Provided material
* * *
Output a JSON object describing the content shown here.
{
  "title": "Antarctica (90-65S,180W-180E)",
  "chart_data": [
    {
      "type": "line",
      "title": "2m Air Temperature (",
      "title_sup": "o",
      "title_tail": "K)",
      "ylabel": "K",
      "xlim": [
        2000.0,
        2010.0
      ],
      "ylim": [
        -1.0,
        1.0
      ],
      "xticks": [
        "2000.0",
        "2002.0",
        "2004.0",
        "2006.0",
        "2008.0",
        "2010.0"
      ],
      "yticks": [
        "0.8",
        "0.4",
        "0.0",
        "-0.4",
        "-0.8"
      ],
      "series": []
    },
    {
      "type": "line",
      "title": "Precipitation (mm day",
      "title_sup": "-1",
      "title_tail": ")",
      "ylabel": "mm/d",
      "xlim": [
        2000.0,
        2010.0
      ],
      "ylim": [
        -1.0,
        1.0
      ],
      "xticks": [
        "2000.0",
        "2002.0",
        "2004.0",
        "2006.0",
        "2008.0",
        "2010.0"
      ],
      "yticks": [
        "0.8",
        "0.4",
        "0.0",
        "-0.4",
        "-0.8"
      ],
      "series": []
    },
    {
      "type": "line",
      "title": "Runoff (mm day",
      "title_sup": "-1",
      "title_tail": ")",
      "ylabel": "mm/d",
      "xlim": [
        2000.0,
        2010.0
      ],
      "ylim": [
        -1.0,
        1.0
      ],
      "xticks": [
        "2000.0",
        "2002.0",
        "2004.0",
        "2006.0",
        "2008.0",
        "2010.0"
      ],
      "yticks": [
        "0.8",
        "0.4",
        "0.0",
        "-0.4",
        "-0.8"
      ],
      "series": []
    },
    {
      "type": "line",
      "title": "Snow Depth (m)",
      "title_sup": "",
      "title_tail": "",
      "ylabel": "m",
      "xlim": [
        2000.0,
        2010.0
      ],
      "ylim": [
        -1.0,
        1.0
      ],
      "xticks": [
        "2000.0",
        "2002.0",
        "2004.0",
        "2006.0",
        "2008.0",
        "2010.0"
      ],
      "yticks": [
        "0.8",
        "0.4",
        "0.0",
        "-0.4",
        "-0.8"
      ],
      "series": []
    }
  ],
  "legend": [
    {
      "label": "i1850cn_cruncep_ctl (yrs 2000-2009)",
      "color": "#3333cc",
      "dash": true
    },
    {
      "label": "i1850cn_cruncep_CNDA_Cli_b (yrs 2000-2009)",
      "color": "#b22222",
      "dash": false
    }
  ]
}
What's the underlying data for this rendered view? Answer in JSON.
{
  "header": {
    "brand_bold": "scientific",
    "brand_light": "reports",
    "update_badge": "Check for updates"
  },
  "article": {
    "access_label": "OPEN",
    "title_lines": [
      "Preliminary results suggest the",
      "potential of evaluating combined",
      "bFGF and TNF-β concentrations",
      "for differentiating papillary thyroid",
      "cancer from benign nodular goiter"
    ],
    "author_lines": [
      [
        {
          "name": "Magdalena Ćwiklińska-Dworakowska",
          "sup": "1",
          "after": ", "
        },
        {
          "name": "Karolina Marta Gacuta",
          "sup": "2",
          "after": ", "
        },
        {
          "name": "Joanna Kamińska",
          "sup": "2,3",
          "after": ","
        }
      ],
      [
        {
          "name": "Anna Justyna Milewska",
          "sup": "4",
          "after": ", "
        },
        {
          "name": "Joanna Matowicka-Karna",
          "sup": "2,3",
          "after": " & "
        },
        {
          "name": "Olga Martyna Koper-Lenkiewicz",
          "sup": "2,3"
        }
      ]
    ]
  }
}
* * *
What is the number of lines in these records that contain "Joanna"? Reply with the number only.

Response to this task
2